RECORDS FOR THE EXERCISE
********************

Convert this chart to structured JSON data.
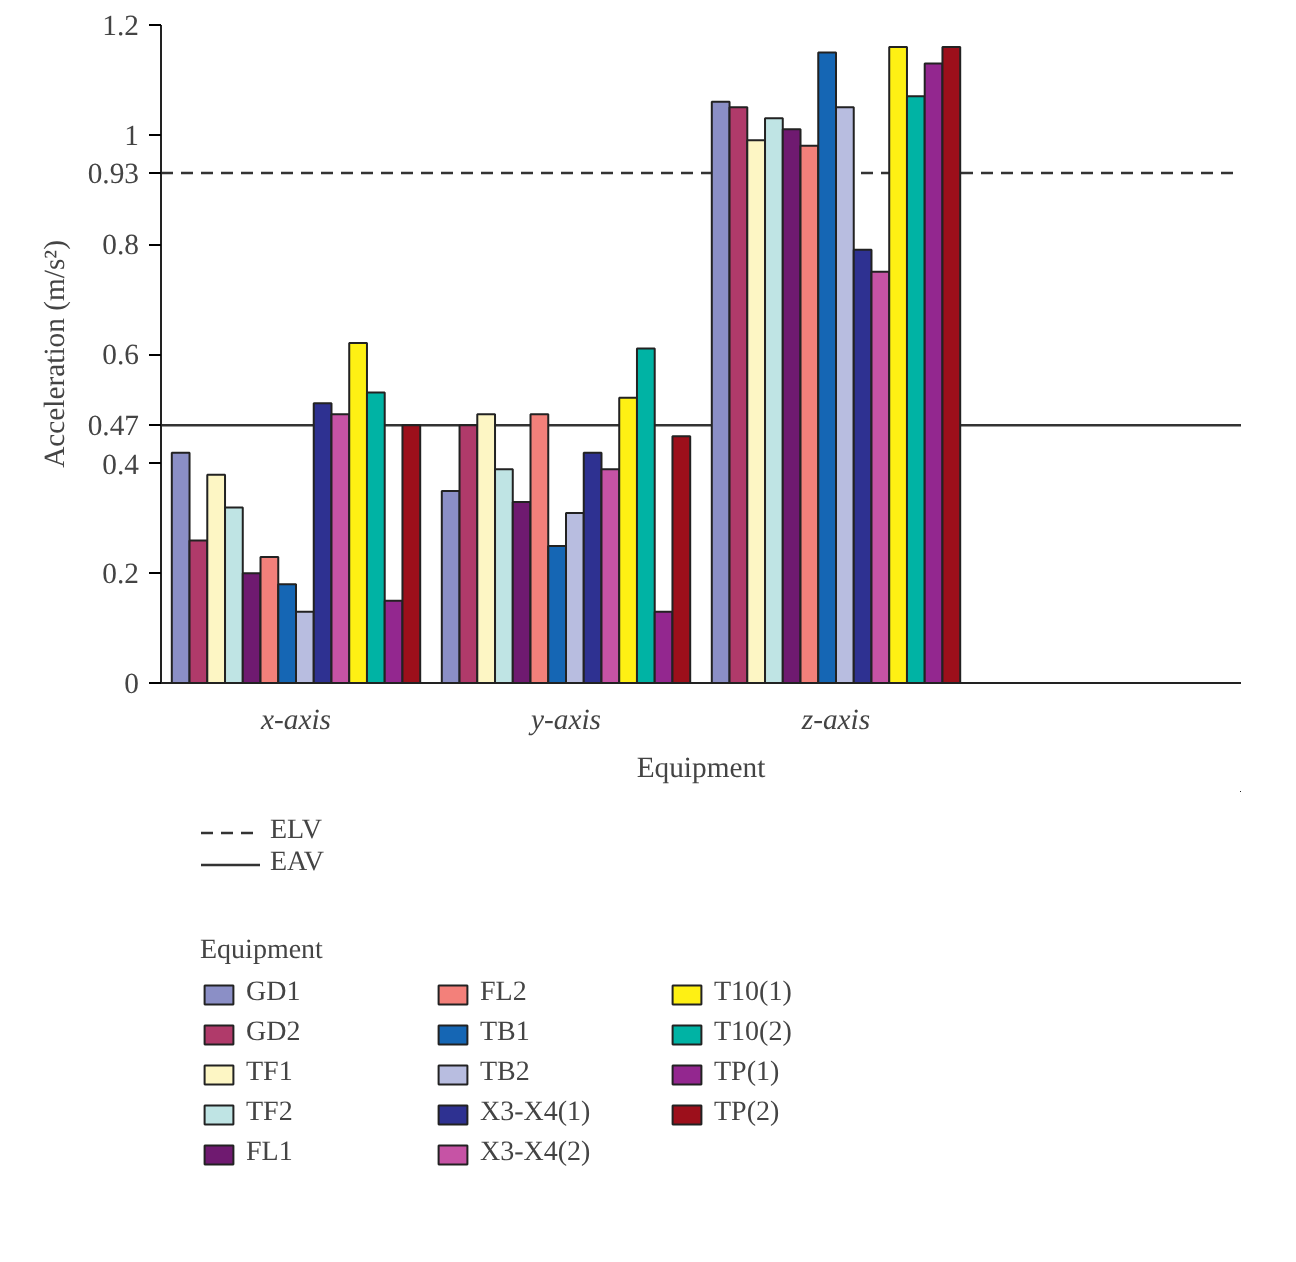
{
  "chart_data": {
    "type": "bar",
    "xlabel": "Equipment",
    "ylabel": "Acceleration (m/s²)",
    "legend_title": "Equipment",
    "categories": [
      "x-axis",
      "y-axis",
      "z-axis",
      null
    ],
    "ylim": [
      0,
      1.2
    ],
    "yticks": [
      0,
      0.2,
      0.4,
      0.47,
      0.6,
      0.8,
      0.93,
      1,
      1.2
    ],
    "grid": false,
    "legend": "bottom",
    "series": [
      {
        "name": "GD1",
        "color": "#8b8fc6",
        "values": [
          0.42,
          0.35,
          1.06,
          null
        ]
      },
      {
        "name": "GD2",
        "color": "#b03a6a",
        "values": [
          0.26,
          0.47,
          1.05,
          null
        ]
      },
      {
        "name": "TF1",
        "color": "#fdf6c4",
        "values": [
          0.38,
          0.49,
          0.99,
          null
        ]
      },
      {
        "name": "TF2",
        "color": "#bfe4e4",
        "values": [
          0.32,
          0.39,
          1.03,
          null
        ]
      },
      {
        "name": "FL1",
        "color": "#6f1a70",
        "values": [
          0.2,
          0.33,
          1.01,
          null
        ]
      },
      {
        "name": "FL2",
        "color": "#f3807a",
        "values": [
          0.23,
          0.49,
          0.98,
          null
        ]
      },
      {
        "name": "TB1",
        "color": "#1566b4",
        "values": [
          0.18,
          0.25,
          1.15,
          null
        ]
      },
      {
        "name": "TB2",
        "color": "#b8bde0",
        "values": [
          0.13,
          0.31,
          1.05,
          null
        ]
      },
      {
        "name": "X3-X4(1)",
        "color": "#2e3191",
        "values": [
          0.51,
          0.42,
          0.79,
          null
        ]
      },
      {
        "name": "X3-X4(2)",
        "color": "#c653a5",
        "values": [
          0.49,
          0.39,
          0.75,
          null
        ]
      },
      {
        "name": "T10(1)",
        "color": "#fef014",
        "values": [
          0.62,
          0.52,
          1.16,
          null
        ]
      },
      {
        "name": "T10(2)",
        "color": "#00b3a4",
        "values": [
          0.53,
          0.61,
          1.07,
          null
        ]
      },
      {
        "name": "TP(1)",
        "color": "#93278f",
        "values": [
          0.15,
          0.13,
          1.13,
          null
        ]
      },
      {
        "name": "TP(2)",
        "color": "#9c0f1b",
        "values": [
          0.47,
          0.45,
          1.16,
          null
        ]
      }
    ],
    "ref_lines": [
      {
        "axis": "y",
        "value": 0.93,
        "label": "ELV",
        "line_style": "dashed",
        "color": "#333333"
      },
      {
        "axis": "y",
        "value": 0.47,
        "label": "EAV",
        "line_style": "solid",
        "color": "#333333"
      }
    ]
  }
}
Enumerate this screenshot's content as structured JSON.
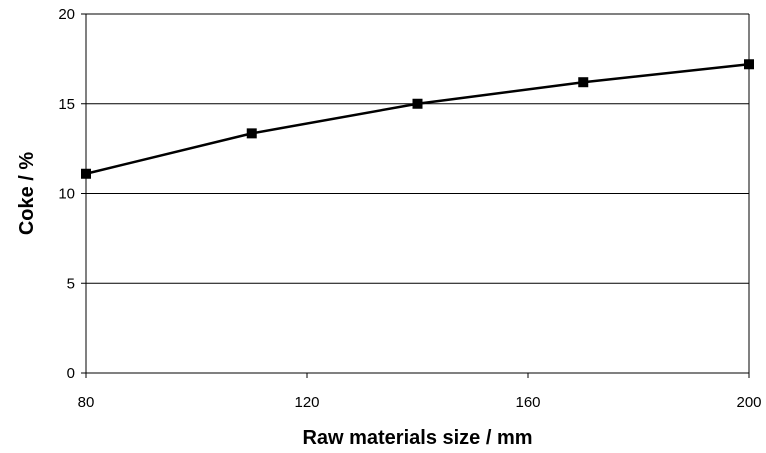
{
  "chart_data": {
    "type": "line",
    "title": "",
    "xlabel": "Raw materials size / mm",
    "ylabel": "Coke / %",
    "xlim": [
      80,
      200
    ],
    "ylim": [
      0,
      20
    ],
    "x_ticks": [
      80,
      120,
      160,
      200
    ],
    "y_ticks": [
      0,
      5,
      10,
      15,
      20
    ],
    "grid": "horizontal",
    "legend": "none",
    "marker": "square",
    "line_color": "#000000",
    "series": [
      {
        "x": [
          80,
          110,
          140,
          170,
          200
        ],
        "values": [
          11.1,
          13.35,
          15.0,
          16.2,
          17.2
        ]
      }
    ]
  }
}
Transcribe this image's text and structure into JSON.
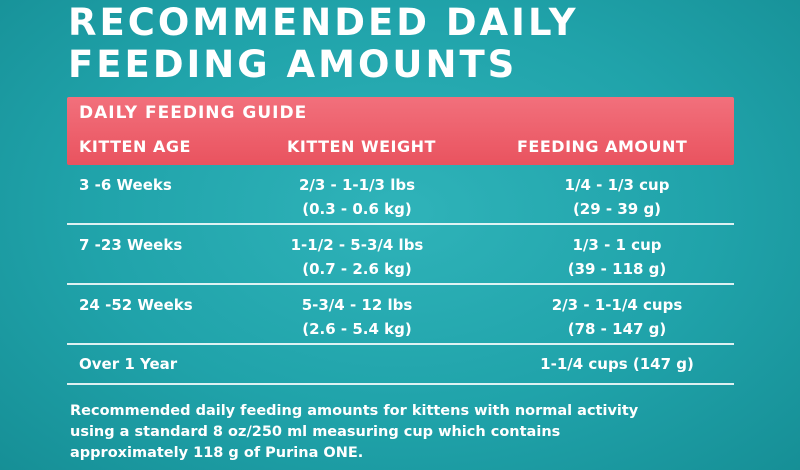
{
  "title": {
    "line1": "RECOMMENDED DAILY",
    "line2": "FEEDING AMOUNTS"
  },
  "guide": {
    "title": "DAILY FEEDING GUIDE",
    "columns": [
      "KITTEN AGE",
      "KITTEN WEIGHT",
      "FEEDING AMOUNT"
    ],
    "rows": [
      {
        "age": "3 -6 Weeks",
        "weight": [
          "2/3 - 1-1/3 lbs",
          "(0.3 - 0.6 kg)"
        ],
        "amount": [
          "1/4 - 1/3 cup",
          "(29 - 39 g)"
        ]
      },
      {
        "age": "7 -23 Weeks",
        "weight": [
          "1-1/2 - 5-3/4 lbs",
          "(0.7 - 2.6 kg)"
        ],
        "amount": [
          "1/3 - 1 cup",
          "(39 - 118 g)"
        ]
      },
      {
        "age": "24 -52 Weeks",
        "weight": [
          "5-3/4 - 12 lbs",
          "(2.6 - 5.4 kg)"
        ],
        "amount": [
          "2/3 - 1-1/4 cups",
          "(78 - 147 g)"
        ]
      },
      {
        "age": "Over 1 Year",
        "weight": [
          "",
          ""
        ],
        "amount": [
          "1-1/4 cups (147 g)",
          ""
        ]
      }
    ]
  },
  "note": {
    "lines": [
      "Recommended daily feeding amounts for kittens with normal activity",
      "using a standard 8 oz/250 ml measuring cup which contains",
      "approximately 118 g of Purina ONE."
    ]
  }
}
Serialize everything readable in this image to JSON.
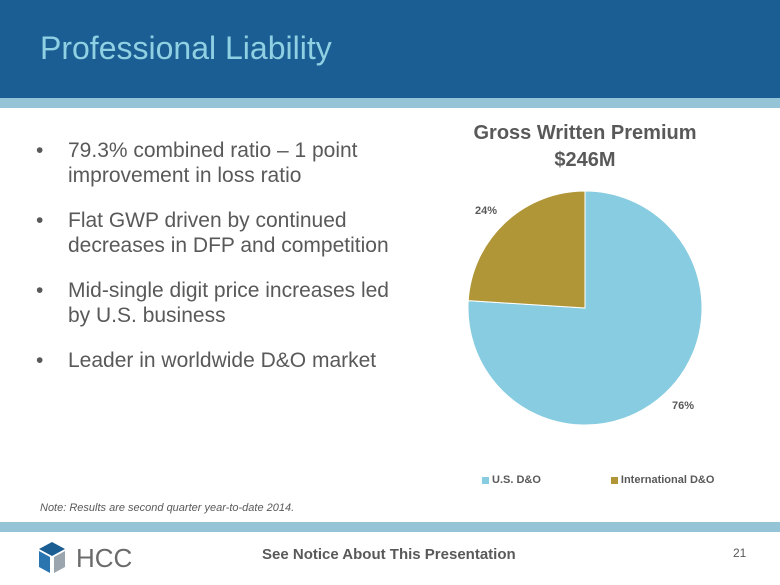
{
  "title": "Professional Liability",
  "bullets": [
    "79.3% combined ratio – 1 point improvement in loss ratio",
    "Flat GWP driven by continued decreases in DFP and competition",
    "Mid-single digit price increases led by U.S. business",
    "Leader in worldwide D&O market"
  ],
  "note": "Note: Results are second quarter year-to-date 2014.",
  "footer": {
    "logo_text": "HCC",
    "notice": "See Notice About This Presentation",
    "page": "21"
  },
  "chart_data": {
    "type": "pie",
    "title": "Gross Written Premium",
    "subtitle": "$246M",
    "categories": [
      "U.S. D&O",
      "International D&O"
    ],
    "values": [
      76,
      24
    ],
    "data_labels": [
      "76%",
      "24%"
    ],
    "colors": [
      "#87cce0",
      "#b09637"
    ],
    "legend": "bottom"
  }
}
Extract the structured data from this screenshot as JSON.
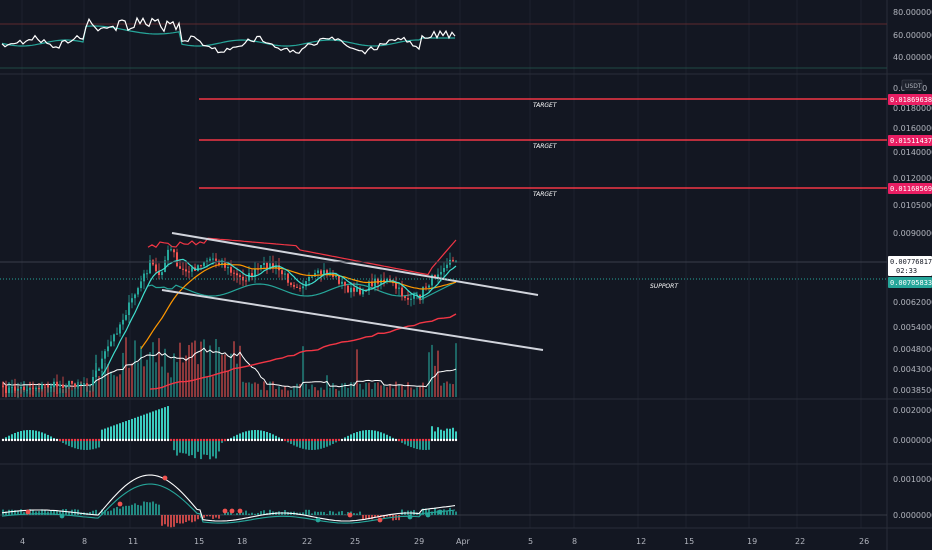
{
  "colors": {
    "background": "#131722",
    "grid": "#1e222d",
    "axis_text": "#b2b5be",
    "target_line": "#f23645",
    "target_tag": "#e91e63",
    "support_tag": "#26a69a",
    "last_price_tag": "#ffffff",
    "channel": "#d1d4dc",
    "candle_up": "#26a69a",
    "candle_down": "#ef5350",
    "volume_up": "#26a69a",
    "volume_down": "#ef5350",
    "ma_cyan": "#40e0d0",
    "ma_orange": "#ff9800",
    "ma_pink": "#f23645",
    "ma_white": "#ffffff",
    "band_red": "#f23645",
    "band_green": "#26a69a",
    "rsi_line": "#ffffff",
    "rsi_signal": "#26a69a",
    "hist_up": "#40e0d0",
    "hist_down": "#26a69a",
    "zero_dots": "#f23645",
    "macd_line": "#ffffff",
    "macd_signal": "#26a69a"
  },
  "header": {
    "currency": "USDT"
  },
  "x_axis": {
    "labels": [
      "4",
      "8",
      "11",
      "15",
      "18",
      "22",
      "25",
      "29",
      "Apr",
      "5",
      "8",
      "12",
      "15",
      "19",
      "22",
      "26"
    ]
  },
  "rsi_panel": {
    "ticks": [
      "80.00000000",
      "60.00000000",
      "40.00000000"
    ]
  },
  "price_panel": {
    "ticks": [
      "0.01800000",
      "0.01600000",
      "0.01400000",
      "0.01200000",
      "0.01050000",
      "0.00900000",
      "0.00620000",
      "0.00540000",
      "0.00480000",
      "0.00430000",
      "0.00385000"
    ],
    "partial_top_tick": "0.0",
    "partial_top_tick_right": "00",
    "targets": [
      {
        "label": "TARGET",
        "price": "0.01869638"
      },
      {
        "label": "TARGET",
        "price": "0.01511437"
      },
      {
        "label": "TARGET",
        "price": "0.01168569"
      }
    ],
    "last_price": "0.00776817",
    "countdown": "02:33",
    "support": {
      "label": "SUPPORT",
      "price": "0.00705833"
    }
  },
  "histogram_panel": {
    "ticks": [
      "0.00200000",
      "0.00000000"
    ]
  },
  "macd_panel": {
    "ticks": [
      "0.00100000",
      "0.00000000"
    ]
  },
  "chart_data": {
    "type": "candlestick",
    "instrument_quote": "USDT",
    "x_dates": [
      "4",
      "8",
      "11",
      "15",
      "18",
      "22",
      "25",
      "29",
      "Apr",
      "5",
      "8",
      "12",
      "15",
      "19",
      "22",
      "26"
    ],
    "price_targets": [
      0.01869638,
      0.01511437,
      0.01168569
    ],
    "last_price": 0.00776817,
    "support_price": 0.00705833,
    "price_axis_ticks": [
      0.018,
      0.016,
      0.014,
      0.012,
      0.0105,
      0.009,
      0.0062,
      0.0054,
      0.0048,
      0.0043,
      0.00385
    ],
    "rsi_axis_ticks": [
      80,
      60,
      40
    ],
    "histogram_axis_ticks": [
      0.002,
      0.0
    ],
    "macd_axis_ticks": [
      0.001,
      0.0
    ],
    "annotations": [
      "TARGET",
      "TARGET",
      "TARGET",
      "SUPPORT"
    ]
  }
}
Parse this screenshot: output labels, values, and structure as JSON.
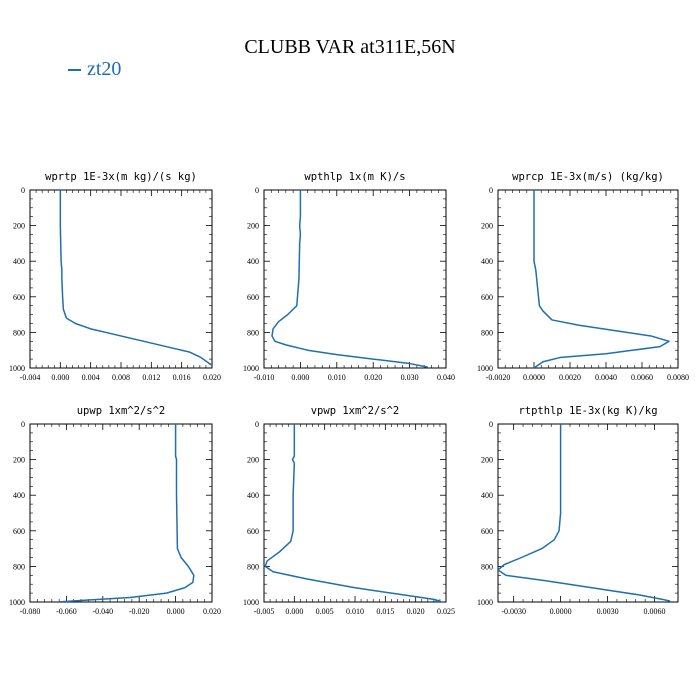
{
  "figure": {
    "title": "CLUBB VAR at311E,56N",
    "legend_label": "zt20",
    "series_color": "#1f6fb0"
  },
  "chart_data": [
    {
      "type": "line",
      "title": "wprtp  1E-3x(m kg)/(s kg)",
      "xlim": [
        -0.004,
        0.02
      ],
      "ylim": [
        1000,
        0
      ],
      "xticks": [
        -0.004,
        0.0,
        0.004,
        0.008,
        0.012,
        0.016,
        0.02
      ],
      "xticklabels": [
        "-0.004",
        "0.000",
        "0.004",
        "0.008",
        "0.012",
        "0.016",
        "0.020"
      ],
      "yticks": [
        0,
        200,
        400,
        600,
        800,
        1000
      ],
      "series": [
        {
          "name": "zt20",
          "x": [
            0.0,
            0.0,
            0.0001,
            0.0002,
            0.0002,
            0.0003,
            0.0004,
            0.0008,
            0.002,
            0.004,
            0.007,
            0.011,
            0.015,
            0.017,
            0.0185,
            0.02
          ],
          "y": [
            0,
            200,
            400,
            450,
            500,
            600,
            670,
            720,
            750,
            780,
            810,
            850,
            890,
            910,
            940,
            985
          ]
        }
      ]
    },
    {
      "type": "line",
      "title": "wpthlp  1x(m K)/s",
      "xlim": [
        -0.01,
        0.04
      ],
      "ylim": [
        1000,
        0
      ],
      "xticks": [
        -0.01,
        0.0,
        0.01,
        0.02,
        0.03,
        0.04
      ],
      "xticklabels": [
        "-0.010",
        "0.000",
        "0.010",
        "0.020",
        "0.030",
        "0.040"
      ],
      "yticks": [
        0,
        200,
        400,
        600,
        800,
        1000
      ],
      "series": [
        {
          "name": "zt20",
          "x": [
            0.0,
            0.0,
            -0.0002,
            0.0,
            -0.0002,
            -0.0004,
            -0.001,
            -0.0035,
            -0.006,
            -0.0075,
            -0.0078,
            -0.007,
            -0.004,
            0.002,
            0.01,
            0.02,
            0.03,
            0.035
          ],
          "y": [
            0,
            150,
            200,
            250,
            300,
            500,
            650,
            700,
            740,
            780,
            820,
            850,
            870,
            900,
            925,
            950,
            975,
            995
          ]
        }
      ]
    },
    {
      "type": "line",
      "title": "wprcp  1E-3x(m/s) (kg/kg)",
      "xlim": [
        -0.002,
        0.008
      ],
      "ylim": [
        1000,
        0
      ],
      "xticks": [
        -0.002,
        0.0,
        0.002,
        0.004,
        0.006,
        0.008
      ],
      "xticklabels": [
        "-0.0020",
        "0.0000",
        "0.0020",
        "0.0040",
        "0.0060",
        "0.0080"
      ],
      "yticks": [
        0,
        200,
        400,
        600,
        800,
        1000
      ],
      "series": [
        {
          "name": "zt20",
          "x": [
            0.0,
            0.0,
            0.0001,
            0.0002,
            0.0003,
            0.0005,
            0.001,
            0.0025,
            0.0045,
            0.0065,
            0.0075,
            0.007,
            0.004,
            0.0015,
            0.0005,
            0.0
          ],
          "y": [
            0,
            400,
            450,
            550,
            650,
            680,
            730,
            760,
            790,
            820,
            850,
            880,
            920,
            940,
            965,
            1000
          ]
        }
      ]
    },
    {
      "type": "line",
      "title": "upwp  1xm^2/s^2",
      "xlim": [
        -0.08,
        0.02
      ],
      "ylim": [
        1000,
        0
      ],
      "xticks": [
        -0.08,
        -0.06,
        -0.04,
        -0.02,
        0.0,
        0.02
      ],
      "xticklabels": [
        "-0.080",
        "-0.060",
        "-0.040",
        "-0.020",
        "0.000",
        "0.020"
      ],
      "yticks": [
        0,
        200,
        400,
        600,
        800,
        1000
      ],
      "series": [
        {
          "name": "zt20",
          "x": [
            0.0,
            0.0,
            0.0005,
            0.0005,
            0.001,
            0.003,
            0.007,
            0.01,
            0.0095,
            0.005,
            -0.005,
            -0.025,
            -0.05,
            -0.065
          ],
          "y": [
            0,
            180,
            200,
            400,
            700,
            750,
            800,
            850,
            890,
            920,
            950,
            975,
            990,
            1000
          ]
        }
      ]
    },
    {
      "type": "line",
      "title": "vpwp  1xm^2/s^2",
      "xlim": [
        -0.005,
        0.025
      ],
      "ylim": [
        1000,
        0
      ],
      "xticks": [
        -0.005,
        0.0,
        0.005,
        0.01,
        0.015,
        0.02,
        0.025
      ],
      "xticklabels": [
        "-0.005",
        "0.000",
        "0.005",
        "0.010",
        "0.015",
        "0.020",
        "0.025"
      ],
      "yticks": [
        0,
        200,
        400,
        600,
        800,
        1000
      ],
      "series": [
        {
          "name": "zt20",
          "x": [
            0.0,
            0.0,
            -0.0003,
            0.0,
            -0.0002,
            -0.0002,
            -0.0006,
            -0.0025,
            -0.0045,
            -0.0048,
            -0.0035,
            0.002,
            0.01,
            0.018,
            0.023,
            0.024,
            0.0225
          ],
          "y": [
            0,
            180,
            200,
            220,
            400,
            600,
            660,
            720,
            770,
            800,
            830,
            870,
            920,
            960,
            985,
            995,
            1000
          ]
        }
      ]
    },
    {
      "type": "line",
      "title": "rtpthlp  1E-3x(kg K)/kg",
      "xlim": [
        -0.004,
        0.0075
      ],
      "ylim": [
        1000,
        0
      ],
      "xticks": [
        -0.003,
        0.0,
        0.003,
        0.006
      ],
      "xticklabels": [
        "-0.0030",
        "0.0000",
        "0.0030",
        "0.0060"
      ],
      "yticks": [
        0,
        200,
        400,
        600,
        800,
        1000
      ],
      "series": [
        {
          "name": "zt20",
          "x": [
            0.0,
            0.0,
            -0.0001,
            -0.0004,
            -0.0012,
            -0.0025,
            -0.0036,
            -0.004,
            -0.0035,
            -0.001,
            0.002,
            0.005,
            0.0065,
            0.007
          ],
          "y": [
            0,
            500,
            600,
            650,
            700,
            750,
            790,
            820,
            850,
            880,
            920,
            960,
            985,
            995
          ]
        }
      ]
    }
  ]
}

********************

AIM
Every line containing the string "structured" must be listed.

COMPLETED TASK
Convert this chart to structured JSON data.
Enumerate this screenshot's content as structured JSON.
Extract the structured data from this screenshot as JSON.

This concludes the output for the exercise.